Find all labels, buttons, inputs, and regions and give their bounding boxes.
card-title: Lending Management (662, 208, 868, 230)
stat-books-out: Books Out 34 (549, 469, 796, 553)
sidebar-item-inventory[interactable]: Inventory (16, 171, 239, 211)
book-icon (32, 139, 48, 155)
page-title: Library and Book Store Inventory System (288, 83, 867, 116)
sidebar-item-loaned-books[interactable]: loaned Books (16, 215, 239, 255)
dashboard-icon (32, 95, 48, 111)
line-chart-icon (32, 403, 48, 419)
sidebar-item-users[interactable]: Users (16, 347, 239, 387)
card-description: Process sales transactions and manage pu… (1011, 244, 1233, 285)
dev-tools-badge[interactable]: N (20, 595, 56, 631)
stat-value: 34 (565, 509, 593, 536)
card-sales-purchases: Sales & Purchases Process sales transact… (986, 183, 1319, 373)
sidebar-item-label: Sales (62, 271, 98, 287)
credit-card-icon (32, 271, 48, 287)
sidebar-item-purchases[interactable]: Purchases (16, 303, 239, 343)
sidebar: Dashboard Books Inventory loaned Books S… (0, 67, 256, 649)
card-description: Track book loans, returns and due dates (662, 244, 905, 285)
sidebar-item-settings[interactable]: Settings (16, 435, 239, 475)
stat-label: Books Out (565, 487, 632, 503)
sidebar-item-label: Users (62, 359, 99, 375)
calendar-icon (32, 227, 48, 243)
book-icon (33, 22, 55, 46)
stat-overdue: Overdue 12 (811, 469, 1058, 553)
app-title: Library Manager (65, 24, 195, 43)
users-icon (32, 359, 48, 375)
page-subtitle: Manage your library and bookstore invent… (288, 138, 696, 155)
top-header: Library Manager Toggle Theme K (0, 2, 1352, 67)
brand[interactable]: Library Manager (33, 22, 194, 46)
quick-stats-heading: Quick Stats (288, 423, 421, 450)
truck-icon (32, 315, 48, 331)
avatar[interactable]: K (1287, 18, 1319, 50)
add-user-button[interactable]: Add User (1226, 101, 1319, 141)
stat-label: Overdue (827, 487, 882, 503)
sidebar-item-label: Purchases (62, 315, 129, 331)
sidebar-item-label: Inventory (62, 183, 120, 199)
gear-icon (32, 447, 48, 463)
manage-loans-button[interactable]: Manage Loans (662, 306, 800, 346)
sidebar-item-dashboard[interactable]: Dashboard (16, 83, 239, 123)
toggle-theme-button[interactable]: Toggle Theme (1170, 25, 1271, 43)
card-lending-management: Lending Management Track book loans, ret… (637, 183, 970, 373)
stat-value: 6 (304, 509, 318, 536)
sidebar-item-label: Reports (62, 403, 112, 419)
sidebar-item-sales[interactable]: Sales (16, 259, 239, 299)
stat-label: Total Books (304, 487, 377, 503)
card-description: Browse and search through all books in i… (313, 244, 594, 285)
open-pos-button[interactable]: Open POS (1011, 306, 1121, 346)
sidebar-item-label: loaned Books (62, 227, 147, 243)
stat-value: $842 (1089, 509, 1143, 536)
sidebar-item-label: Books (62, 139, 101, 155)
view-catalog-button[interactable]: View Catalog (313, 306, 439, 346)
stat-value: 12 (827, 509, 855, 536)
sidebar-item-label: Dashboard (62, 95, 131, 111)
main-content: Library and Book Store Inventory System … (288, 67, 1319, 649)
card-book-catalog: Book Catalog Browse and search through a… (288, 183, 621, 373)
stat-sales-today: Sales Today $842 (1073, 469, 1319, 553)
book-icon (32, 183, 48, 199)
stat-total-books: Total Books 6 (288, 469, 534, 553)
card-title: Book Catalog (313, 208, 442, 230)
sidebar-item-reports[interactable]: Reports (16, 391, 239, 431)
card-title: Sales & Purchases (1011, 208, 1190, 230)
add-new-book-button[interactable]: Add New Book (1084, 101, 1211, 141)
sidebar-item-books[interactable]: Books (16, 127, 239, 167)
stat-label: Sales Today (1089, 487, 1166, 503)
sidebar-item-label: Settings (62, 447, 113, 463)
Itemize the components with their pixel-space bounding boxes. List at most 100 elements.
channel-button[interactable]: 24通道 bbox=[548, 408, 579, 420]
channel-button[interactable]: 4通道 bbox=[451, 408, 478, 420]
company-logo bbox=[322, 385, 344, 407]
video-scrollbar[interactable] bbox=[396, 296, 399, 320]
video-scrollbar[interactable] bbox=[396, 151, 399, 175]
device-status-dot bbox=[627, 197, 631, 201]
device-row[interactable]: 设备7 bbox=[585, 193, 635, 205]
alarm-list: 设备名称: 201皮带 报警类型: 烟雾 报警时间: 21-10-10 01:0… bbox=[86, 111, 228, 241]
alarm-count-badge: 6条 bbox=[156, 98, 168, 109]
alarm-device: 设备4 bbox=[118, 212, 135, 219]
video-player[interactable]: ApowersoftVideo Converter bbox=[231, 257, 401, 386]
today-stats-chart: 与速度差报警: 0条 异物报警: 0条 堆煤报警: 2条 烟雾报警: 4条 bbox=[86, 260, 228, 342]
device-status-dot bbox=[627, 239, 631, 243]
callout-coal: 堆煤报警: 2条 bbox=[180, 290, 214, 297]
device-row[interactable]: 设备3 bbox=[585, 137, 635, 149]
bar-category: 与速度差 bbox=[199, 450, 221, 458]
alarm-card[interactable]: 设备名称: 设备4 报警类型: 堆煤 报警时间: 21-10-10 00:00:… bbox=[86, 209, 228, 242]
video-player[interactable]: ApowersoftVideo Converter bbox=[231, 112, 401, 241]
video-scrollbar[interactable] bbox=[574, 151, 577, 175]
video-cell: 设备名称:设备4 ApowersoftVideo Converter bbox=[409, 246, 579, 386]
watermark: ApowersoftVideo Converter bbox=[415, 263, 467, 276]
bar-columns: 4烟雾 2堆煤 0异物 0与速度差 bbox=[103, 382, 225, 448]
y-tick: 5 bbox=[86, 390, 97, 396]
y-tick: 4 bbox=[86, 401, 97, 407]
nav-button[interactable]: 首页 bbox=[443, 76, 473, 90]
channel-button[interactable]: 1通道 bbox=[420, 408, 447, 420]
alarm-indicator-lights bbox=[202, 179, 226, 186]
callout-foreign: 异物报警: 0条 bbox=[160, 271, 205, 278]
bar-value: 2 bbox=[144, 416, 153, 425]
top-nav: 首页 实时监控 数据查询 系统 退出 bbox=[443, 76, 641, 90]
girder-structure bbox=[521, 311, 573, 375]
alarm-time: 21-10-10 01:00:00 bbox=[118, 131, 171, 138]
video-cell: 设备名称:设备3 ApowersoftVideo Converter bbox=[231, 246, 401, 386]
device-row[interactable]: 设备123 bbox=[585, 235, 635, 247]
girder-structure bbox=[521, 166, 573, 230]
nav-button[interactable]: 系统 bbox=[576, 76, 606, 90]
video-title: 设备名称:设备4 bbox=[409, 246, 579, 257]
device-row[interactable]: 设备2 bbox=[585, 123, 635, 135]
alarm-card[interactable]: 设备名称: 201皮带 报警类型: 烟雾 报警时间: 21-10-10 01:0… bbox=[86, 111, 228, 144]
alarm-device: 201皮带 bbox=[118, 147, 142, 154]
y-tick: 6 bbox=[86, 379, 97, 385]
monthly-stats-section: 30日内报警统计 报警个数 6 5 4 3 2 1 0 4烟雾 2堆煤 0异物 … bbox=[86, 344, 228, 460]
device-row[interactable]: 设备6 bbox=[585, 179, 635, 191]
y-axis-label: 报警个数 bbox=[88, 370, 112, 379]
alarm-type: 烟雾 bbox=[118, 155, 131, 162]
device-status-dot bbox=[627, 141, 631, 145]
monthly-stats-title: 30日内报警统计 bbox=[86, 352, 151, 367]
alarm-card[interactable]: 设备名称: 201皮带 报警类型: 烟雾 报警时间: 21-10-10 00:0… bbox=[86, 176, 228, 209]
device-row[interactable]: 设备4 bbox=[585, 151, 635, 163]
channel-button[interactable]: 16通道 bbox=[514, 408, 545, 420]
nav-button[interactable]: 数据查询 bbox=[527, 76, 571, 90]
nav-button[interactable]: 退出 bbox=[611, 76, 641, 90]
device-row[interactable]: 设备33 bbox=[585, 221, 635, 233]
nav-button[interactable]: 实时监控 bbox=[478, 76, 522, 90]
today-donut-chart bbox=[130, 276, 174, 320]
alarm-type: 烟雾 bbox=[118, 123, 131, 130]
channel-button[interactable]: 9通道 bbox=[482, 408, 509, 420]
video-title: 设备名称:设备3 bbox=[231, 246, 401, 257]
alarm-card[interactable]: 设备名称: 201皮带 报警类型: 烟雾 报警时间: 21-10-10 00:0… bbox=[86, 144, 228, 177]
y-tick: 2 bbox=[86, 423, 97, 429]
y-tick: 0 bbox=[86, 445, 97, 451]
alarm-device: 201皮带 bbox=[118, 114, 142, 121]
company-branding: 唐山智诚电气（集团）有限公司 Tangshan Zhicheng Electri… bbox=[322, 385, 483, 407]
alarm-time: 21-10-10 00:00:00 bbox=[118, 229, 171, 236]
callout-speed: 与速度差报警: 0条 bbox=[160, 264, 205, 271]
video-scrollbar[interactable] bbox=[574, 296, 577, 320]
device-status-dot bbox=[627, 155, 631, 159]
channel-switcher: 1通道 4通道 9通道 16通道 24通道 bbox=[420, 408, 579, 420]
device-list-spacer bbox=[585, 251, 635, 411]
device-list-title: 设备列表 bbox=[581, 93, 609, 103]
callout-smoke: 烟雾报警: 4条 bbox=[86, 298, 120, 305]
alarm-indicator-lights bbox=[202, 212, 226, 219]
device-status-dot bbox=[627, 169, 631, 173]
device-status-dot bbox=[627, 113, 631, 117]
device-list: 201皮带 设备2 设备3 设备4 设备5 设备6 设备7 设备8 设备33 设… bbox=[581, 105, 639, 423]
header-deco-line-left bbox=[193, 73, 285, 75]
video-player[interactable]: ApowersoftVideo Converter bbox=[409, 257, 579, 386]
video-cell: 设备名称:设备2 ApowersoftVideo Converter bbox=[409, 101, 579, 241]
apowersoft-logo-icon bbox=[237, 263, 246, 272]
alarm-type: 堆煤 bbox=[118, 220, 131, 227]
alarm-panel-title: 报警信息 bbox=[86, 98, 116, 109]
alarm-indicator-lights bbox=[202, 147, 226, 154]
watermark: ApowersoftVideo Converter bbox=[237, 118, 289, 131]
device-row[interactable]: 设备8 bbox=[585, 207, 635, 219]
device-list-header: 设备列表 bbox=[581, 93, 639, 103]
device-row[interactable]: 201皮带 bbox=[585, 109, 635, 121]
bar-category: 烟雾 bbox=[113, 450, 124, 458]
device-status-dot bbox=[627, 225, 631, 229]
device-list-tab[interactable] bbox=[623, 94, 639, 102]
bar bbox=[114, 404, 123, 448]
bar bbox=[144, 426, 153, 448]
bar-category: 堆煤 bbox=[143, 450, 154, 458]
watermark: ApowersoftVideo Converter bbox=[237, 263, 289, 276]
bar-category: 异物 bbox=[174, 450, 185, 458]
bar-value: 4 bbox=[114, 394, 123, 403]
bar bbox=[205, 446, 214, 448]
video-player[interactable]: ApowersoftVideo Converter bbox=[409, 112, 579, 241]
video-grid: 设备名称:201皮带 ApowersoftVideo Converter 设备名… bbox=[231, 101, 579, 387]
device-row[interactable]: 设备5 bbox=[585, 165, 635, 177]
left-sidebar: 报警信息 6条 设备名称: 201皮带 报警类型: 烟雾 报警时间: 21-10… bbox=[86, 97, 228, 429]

* [Written request]: Can you write out, word for word, every line from the start of the records up to and including the line with "card-sales-purchases: Sales &"?

* [The reply]:
Find all labels, buttons, inputs, and regions and give their bounding boxes.
card-title: Lending Management (662, 208, 868, 230)
stat-books-out: Books Out 34 (549, 469, 796, 553)
sidebar-item-inventory[interactable]: Inventory (16, 171, 239, 211)
book-icon (32, 139, 48, 155)
page-title: Library and Book Store Inventory System (288, 83, 867, 116)
sidebar-item-loaned-books[interactable]: loaned Books (16, 215, 239, 255)
dashboard-icon (32, 95, 48, 111)
line-chart-icon (32, 403, 48, 419)
sidebar-item-users[interactable]: Users (16, 347, 239, 387)
card-description: Process sales transactions and manage pu… (1011, 244, 1233, 285)
dev-tools-badge[interactable]: N (20, 595, 56, 631)
stat-value: 34 (565, 509, 593, 536)
card-sales-purchases: Sales & Purchases Process sales transact… (986, 183, 1319, 373)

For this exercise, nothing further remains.